Filter the lines below, copying only those with the string "screenshot".
##### STORED RECORDS #####
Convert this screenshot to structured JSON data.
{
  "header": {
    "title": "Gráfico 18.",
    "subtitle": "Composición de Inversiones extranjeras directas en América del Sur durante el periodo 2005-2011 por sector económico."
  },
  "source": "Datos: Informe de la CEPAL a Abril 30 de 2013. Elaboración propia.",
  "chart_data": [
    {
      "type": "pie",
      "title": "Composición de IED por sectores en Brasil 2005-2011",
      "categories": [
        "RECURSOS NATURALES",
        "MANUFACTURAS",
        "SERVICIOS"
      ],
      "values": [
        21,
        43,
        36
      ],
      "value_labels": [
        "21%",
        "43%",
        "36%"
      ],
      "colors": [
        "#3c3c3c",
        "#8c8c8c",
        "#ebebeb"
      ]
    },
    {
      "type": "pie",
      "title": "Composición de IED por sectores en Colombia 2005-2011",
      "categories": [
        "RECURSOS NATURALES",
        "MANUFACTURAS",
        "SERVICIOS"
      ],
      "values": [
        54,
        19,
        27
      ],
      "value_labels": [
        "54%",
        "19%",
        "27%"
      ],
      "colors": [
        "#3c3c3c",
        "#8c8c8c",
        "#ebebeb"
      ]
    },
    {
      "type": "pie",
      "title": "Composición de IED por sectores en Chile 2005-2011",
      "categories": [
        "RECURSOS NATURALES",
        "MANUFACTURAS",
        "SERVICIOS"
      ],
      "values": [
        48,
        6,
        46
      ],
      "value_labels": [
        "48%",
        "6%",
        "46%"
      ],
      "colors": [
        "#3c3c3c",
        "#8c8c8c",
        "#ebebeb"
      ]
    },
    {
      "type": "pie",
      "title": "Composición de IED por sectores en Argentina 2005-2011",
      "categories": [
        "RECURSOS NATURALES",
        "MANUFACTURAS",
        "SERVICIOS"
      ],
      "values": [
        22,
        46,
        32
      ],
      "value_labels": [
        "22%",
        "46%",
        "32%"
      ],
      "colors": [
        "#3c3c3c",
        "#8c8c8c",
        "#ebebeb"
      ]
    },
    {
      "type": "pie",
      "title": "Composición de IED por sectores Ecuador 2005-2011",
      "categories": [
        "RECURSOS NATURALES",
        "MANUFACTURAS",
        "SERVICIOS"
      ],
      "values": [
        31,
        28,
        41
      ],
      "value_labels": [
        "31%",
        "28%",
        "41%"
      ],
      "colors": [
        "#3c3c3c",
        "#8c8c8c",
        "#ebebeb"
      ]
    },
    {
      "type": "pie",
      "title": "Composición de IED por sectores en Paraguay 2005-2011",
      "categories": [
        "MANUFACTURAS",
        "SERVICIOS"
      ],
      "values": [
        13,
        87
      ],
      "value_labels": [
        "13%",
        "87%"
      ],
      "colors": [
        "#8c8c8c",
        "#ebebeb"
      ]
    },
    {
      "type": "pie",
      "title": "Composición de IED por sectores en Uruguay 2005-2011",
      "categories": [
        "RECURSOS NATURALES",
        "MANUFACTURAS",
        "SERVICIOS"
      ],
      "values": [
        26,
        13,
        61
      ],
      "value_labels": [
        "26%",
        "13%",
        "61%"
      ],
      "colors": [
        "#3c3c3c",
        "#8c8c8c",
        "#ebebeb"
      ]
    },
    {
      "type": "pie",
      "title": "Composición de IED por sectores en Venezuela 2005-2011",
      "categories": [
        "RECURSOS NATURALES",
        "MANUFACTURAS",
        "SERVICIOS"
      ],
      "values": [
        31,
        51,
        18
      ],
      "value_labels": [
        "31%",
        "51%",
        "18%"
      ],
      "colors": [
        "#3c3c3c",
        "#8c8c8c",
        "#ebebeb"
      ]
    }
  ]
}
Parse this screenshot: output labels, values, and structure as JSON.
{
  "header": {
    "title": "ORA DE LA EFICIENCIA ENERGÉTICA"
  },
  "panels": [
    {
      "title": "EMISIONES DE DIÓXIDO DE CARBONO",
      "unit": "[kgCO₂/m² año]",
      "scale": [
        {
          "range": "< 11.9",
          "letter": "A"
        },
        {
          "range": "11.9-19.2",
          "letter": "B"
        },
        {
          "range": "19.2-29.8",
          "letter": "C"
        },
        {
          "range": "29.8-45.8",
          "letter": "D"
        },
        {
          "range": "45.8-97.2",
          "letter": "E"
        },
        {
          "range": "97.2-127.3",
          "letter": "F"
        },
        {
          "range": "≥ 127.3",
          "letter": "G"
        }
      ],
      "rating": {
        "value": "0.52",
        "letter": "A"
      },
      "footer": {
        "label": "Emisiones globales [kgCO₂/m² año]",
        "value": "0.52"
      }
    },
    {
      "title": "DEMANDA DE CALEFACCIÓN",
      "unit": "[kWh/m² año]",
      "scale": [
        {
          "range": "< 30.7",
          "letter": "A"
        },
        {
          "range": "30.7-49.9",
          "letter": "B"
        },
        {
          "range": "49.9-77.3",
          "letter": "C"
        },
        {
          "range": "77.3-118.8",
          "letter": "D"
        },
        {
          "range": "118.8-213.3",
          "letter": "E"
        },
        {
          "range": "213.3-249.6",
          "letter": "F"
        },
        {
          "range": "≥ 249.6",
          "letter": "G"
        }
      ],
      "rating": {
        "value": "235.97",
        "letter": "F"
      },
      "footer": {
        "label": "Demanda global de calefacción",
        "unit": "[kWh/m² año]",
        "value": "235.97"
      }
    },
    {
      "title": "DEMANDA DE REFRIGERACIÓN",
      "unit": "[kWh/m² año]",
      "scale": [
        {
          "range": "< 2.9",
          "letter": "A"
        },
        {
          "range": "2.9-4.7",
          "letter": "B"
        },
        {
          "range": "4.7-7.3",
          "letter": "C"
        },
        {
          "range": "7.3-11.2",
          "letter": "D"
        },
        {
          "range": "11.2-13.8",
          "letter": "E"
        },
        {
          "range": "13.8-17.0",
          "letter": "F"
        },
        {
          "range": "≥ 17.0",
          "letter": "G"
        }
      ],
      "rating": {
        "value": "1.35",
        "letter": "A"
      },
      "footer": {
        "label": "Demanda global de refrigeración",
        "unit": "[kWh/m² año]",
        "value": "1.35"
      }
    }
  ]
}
#####
- RESULT OF THE EXERCISE:
Convert this screenshot to structured JSON data.
Parse this screenshot: output labels, values, and structure as JSON.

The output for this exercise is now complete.